- EXERCISE DESCRIPTION: Copy every entry exactly as given, minus the images.

Begin RECORD EXTRACTS

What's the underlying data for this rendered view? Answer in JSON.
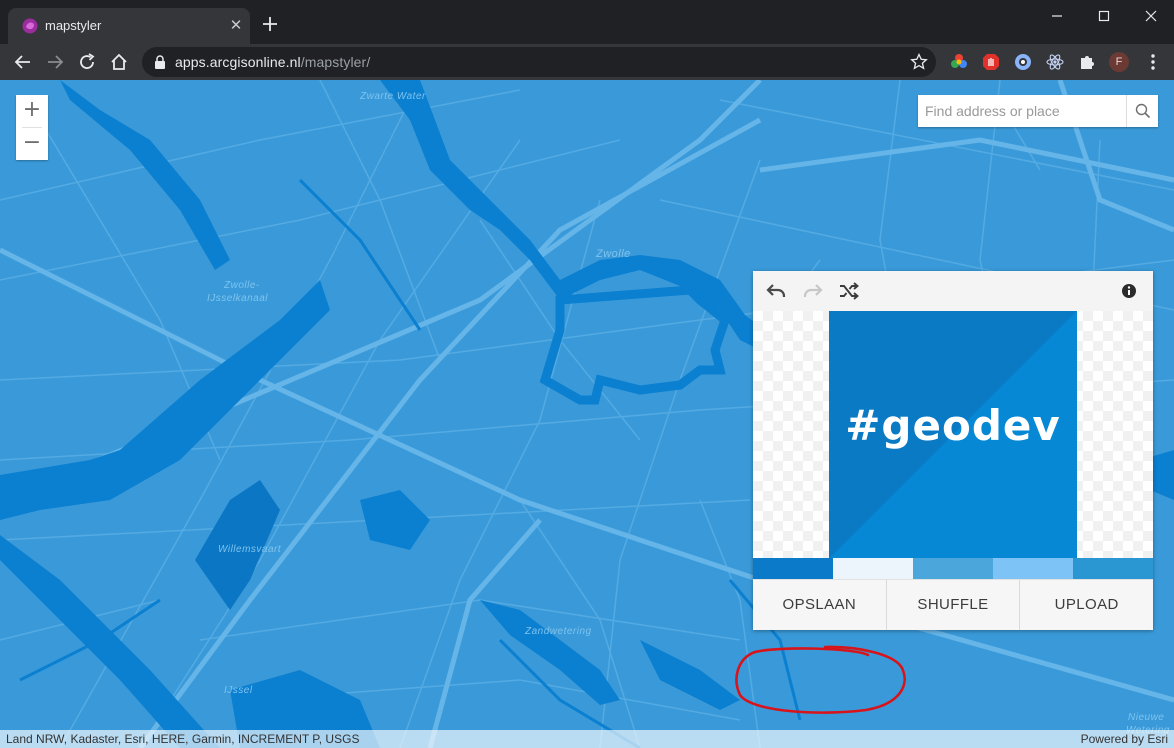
{
  "browser": {
    "tab_title": "mapstyler",
    "tab_close": "✕",
    "url_host": "apps.arcgisonline.nl",
    "url_path": "/mapstyler/",
    "profile_initial": "F"
  },
  "map": {
    "zoom_in": "+",
    "zoom_out": "−",
    "search_placeholder": "Find address or place",
    "labels": {
      "zwarte_water": "Zwarte Water",
      "zwolle": "Zwolle",
      "zwolle_ijsselkanaal_1": "Zwolle-",
      "zwolle_ijsselkanaal_2": "IJsselkanaal",
      "willemsvaart": "Willemsvaart",
      "zandwetering": "Zandwetering",
      "ijssel": "IJssel",
      "nieuwe": "Nieuwe",
      "wetering": "Wetering"
    },
    "attribution_left": "Land NRW, Kadaster, Esri, HERE, Garmin, INCREMENT P, USGS",
    "attribution_right": "Powered by Esri",
    "colors": {
      "land": "#3a9ad9",
      "water": "#0b7fd0",
      "roads": "#5aaee4"
    }
  },
  "styler": {
    "logo_text": "#geodev",
    "swatch_colors": [
      "#0b7ac9",
      "#ebf5fb",
      "#4aa6db",
      "#7ec3f5",
      "#2a97d2"
    ],
    "buttons": {
      "save": "OPSLAAN",
      "shuffle": "SHUFFLE",
      "upload": "UPLOAD"
    }
  }
}
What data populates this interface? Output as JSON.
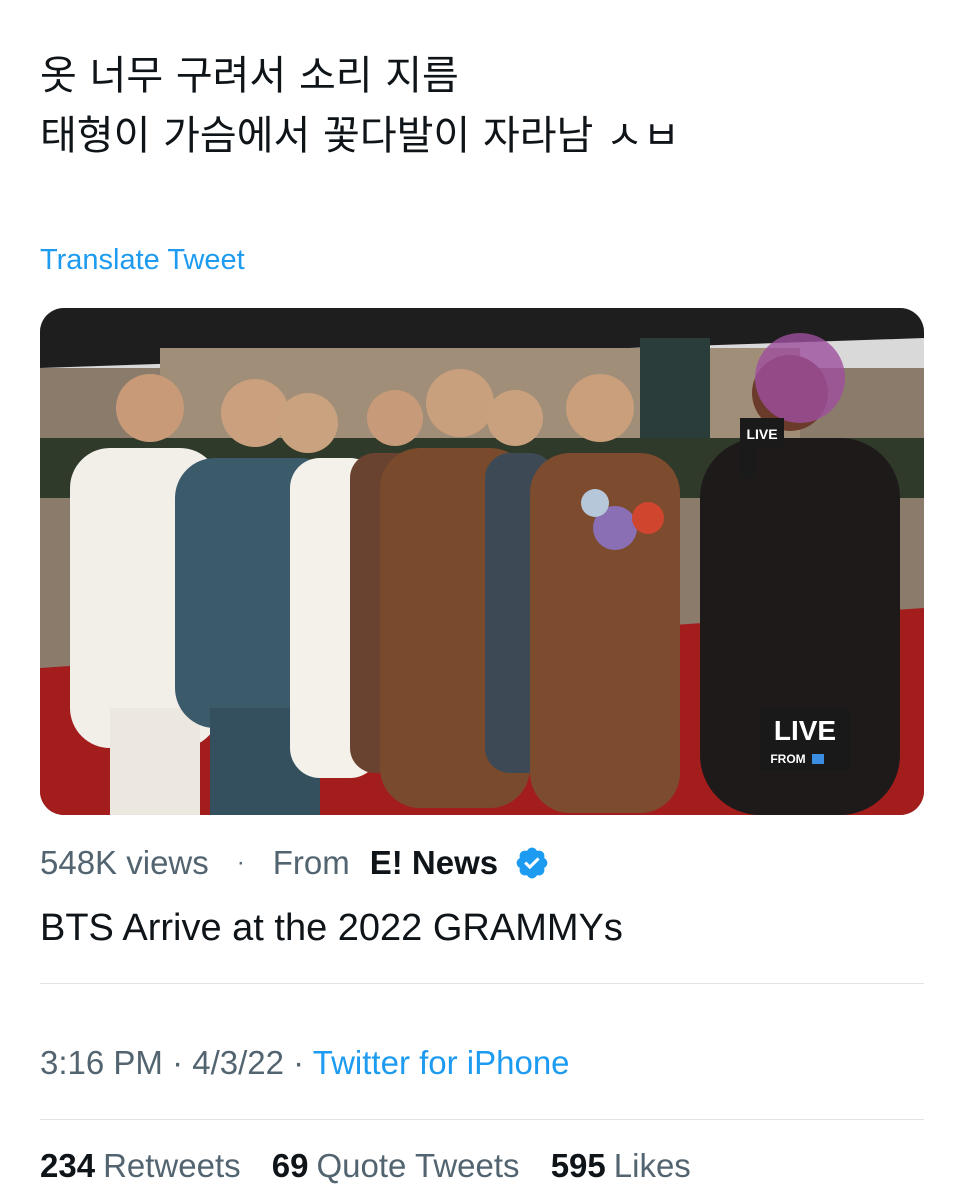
{
  "tweet": {
    "line1": "옷 너무 구려서 소리 지름",
    "line2": "태형이 가슴에서 꽃다발이 자라남 ㅅㅂ",
    "translate_label": "Translate Tweet"
  },
  "media": {
    "live_badge_top": "LIVE",
    "live_badge_bottom": "FROM",
    "mic_flag": "LIVE"
  },
  "video": {
    "views": "548K views",
    "from_label": "From",
    "source": "E! News",
    "title": "BTS Arrive at the 2022 GRAMMYs"
  },
  "meta": {
    "time": "3:16 PM",
    "date": "4/3/22",
    "client": "Twitter for iPhone",
    "separator": "·"
  },
  "stats": {
    "retweets_count": "234",
    "retweets_label": "Retweets",
    "quotes_count": "69",
    "quotes_label": "Quote Tweets",
    "likes_count": "595",
    "likes_label": "Likes"
  },
  "colors": {
    "link": "#1d9bf0",
    "text": "#0f1419",
    "muted": "#536471",
    "verified": "#1d9bf0",
    "divider": "#dfe4e8"
  }
}
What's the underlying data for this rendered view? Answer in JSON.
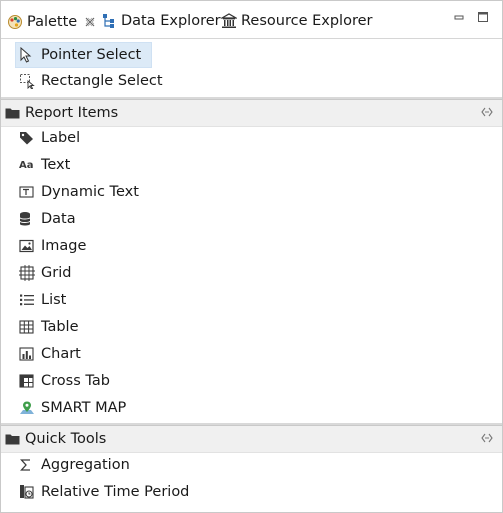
{
  "tabs": [
    {
      "label": "Palette",
      "icon": "palette-icon",
      "active": true,
      "closable": true
    },
    {
      "label": "Data Explorer",
      "icon": "data-explorer-icon",
      "active": false
    },
    {
      "label": "Resource Explorer",
      "icon": "resource-explorer-icon",
      "active": false
    }
  ],
  "window_controls": {
    "minimize": "minimize-icon",
    "maximize": "maximize-icon"
  },
  "selection_tools": [
    {
      "label": "Pointer Select",
      "icon": "pointer-icon",
      "selected": true
    },
    {
      "label": "Rectangle Select",
      "icon": "rectangle-select-icon",
      "selected": false
    }
  ],
  "drawers": {
    "report_items": {
      "label": "Report Items",
      "icon": "folder-icon",
      "items": [
        {
          "label": "Label",
          "icon": "tag-icon"
        },
        {
          "label": "Text",
          "icon": "text-aa-icon"
        },
        {
          "label": "Dynamic Text",
          "icon": "dynamic-text-icon"
        },
        {
          "label": "Data",
          "icon": "database-icon"
        },
        {
          "label": "Image",
          "icon": "image-icon"
        },
        {
          "label": "Grid",
          "icon": "grid-icon"
        },
        {
          "label": "List",
          "icon": "list-icon"
        },
        {
          "label": "Table",
          "icon": "table-icon"
        },
        {
          "label": "Chart",
          "icon": "chart-icon"
        },
        {
          "label": "Cross Tab",
          "icon": "cross-tab-icon"
        },
        {
          "label": "SMART MAP",
          "icon": "map-pin-icon"
        }
      ]
    },
    "quick_tools": {
      "label": "Quick Tools",
      "icon": "folder-icon",
      "items": [
        {
          "label": "Aggregation",
          "icon": "sigma-icon"
        },
        {
          "label": "Relative Time Period",
          "icon": "relative-time-icon"
        }
      ]
    }
  },
  "colors": {
    "selection": "#dceaf7",
    "drawer_bg": "#f0f0f0",
    "border": "#c9c9c9",
    "icon_dark": "#3a3a3a",
    "icon_blue": "#2f6fb5"
  }
}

End RECORD EXTRACTS

- EXERCISE SOLUTION:
What's the underlying data for this rendered view? Answer in JSON.
{
  "browser": {
    "tab_title": "mapstyler",
    "tab_close": "✕",
    "url_host": "apps.arcgisonline.nl",
    "url_path": "/mapstyler/",
    "profile_initial": "F"
  },
  "map": {
    "zoom_in": "+",
    "zoom_out": "−",
    "search_placeholder": "Find address or place",
    "labels": {
      "zwarte_water": "Zwarte Water",
      "zwolle": "Zwolle",
      "zwolle_ijsselkanaal_1": "Zwolle-",
      "zwolle_ijsselkanaal_2": "IJsselkanaal",
      "willemsvaart": "Willemsvaart",
      "zandwetering": "Zandwetering",
      "ijssel": "IJssel",
      "nieuwe": "Nieuwe",
      "wetering": "Wetering"
    },
    "attribution_left": "Land NRW, Kadaster, Esri, HERE, Garmin, INCREMENT P, USGS",
    "attribution_right": "Powered by Esri",
    "colors": {
      "land": "#3a9ad9",
      "water": "#0b7fd0",
      "roads": "#5aaee4"
    }
  },
  "styler": {
    "logo_text": "#geodev",
    "swatch_colors": [
      "#0b7ac9",
      "#ebf5fb",
      "#4aa6db",
      "#7ec3f5",
      "#2a97d2"
    ],
    "buttons": {
      "save": "OPSLAAN",
      "shuffle": "SHUFFLE",
      "upload": "UPLOAD"
    }
  }
}
What data populates this interface? Output as JSON.
{
  "tweet": {
    "line1": "옷 너무 구려서 소리 지름",
    "line2": "태형이 가슴에서 꽃다발이 자라남 ㅅㅂ",
    "translate_label": "Translate Tweet"
  },
  "media": {
    "live_badge_top": "LIVE",
    "live_badge_bottom": "FROM",
    "mic_flag": "LIVE"
  },
  "video": {
    "views": "548K views",
    "from_label": "From",
    "source": "E! News",
    "title": "BTS Arrive at the 2022 GRAMMYs"
  },
  "meta": {
    "time": "3:16 PM",
    "date": "4/3/22",
    "client": "Twitter for iPhone",
    "separator": "·"
  },
  "stats": {
    "retweets_count": "234",
    "retweets_label": "Retweets",
    "quotes_count": "69",
    "quotes_label": "Quote Tweets",
    "likes_count": "595",
    "likes_label": "Likes"
  },
  "colors": {
    "link": "#1d9bf0",
    "text": "#0f1419",
    "muted": "#536471",
    "verified": "#1d9bf0",
    "divider": "#dfe4e8"
  }
}
What's the underlying data for this rendered view? Answer in JSON.
{
  "tabs": [
    {
      "label": "Palette",
      "icon": "palette-icon",
      "active": true,
      "closable": true
    },
    {
      "label": "Data Explorer",
      "icon": "data-explorer-icon",
      "active": false
    },
    {
      "label": "Resource Explorer",
      "icon": "resource-explorer-icon",
      "active": false
    }
  ],
  "window_controls": {
    "minimize": "minimize-icon",
    "maximize": "maximize-icon"
  },
  "selection_tools": [
    {
      "label": "Pointer Select",
      "icon": "pointer-icon",
      "selected": true
    },
    {
      "label": "Rectangle Select",
      "icon": "rectangle-select-icon",
      "selected": false
    }
  ],
  "drawers": {
    "report_items": {
      "label": "Report Items",
      "icon": "folder-icon",
      "items": [
        {
          "label": "Label",
          "icon": "tag-icon"
        },
        {
          "label": "Text",
          "icon": "text-aa-icon"
        },
        {
          "label": "Dynamic Text",
          "icon": "dynamic-text-icon"
        },
        {
          "label": "Data",
          "icon": "database-icon"
        },
        {
          "label": "Image",
          "icon": "image-icon"
        },
        {
          "label": "Grid",
          "icon": "grid-icon"
        },
        {
          "label": "List",
          "icon": "list-icon"
        },
        {
          "label": "Table",
          "icon": "table-icon"
        },
        {
          "label": "Chart",
          "icon": "chart-icon"
        },
        {
          "label": "Cross Tab",
          "icon": "cross-tab-icon"
        },
        {
          "label": "SMART MAP",
          "icon": "map-pin-icon"
        }
      ]
    },
    "quick_tools": {
      "label": "Quick Tools",
      "icon": "folder-icon",
      "items": [
        {
          "label": "Aggregation",
          "icon": "sigma-icon"
        },
        {
          "label": "Relative Time Period",
          "icon": "relative-time-icon"
        }
      ]
    }
  },
  "colors": {
    "selection": "#dceaf7",
    "drawer_bg": "#f0f0f0",
    "border": "#c9c9c9",
    "icon_dark": "#3a3a3a",
    "icon_blue": "#2f6fb5"
  }
}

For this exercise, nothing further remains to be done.